[start of Material provided]

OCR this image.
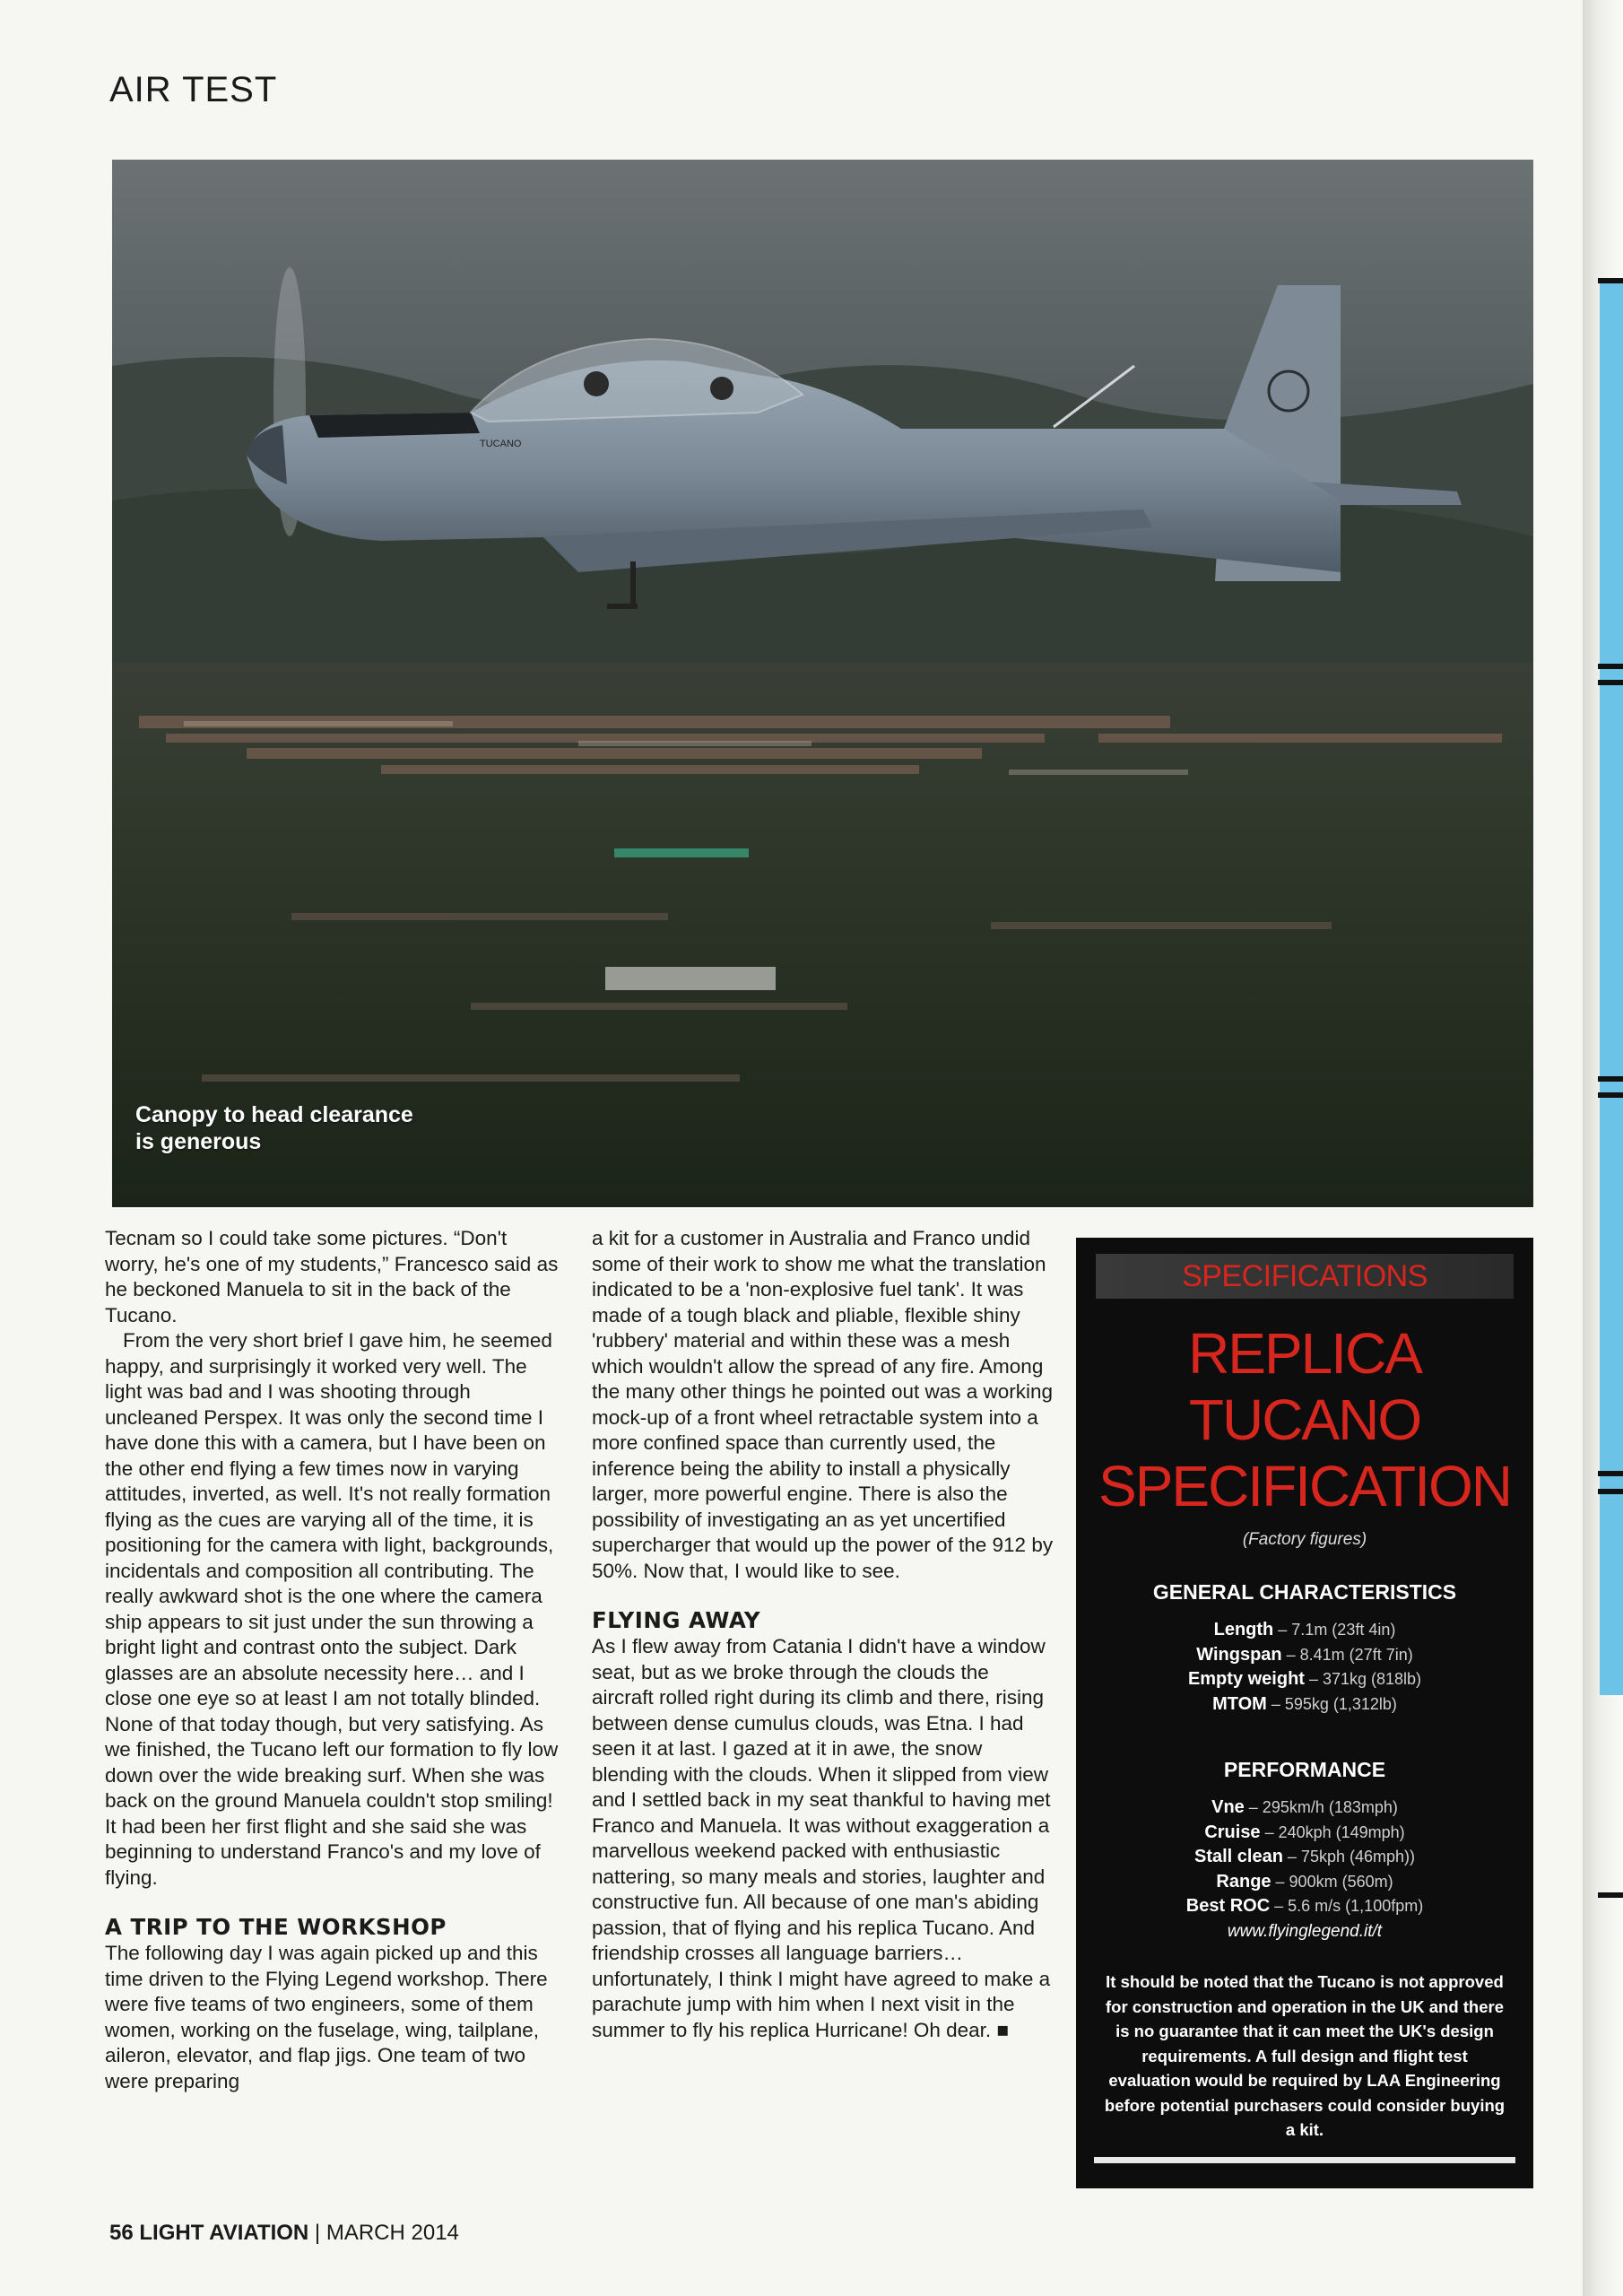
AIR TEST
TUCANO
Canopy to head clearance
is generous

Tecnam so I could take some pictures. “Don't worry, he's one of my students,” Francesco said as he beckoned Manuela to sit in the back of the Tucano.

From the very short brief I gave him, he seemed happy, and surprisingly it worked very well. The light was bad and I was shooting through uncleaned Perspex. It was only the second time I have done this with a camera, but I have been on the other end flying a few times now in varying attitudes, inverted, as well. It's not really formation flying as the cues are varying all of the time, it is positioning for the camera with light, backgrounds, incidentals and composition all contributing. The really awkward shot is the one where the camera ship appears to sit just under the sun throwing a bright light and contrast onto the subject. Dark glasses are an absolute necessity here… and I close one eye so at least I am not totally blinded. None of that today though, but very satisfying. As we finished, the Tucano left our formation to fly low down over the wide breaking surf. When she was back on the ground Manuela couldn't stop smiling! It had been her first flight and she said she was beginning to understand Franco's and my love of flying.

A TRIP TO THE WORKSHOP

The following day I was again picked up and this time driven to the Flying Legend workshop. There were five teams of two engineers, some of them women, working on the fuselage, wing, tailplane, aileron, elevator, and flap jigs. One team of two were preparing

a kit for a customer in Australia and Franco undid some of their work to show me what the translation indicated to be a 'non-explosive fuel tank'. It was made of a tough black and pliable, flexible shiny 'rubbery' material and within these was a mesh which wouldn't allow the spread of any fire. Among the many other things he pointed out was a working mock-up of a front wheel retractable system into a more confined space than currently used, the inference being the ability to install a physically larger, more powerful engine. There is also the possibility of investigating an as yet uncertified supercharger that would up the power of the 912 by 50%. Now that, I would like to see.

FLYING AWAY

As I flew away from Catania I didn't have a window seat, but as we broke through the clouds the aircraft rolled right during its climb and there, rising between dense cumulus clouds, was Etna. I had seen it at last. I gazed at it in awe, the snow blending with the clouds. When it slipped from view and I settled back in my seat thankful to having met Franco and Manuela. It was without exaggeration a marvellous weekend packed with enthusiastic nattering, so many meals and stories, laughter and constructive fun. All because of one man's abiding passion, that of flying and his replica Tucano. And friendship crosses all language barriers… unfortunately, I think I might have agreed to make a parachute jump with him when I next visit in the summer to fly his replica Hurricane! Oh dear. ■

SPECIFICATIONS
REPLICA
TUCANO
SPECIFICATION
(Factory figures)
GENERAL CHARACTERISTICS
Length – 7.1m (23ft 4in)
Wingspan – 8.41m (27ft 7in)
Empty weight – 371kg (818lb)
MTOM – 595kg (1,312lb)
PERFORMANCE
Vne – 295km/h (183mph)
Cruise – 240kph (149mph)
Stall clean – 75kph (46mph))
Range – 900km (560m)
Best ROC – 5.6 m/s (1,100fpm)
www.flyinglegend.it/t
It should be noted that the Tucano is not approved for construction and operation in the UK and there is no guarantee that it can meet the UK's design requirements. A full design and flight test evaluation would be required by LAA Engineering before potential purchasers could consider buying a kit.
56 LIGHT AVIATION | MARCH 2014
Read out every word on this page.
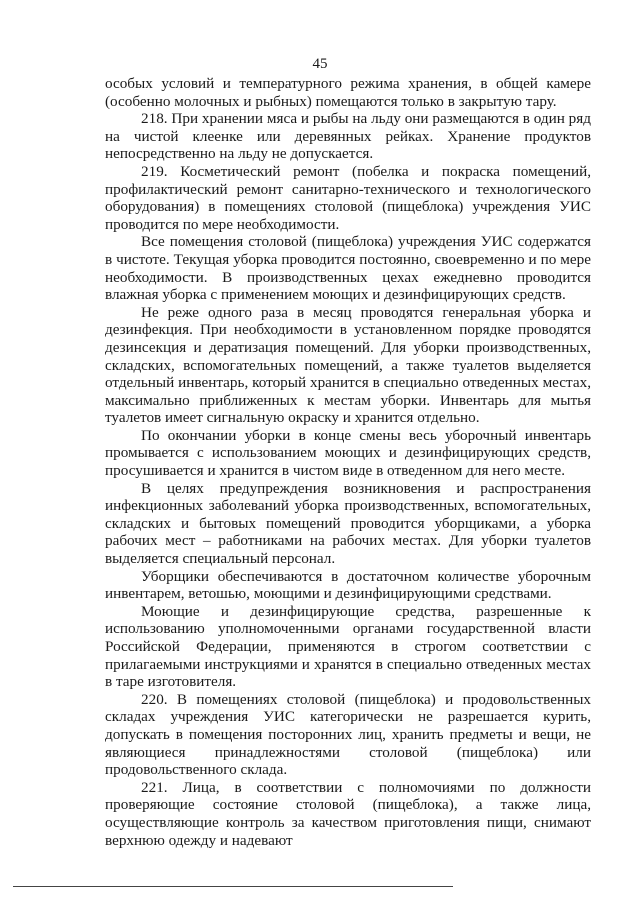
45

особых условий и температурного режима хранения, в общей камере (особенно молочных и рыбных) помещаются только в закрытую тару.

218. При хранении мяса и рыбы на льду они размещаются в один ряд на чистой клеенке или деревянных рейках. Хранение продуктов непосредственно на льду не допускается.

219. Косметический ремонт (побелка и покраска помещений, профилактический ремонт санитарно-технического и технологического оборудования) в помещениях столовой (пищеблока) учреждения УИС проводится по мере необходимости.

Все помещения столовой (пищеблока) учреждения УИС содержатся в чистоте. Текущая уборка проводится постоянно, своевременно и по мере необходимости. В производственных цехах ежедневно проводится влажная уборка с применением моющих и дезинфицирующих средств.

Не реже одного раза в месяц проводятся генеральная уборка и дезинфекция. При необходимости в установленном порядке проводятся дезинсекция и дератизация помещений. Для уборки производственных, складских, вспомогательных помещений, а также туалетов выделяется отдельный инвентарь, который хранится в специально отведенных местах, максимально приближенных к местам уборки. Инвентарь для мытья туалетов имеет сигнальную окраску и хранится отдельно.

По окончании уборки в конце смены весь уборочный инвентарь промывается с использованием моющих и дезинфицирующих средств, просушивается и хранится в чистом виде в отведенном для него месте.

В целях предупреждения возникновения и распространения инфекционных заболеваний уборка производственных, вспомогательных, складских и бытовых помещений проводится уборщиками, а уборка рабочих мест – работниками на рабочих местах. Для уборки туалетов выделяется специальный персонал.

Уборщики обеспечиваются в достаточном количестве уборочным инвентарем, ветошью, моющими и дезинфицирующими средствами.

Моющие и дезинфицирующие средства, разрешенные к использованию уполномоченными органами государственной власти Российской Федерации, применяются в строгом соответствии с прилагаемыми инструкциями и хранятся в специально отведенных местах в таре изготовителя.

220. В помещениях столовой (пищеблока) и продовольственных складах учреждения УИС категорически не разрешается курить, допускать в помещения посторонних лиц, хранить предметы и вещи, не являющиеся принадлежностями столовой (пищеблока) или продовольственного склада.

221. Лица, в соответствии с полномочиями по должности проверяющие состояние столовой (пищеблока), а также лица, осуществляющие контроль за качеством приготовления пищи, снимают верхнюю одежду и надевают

[end of Material provided]

— What you will do —
Count how many lines in the data above hold the string "туалетов", and give the number with no other words.

— Solution for this task —
2